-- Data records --
** start **

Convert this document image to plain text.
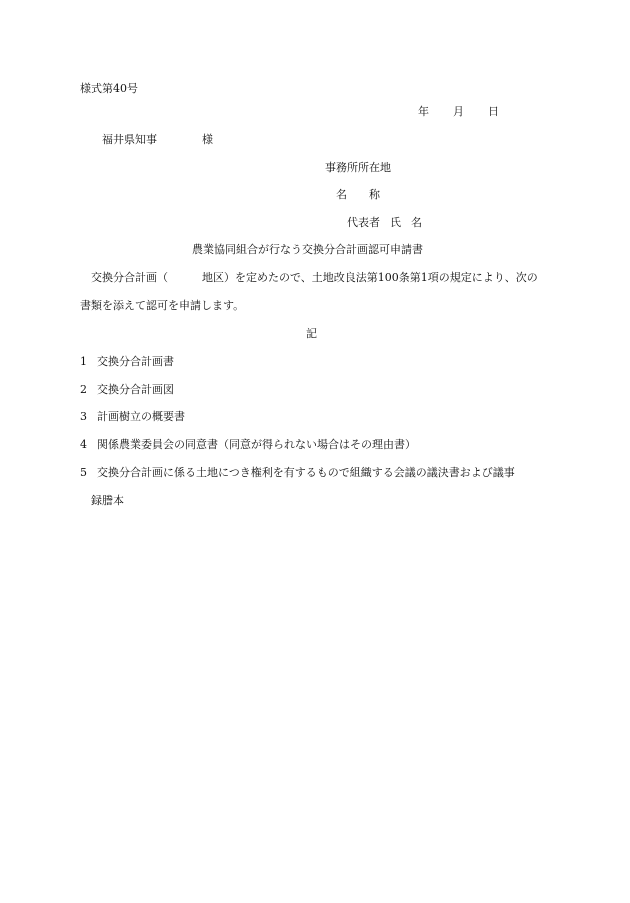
様式第40号
年 月 日
福井県知事	様
事務所所在地
名 称
代表者 氏 名
農業協同組合が行なう交換分合計画認可申請書
交換分合計画（	地区）を定めたので、土地改良法第100条第1項の規定により、次の
書類を添えて認可を申請します。
記
1 交換分合計画書
2 交換分合計画図
3 計画樹立の概要書
4 関係農業委員会の同意書（同意が得られない場合はその理由書）
5 交換分合計画に係る土地につき権利を有するもので組織する会議の議決書および議事
録謄本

** end **

-- Problem details --
Transcribe each line above verbatim, with the pictures left out.

-- Completed task --
Convert this document image to plain text.
様式第40号
年 月 日
福井県知事	様
事務所所在地
名 称
代表者 氏 名
農業協同組合が行なう交換分合計画認可申請書
交換分合計画（	地区）を定めたので、土地改良法第100条第1項の規定により、次の
書類を添えて認可を申請します。
記
1 交換分合計画書
2 交換分合計画図
3 計画樹立の概要書
4 関係農業委員会の同意書（同意が得られない場合はその理由書）
5 交換分合計画に係る土地につき権利を有するもので組織する会議の議決書および議事
録謄本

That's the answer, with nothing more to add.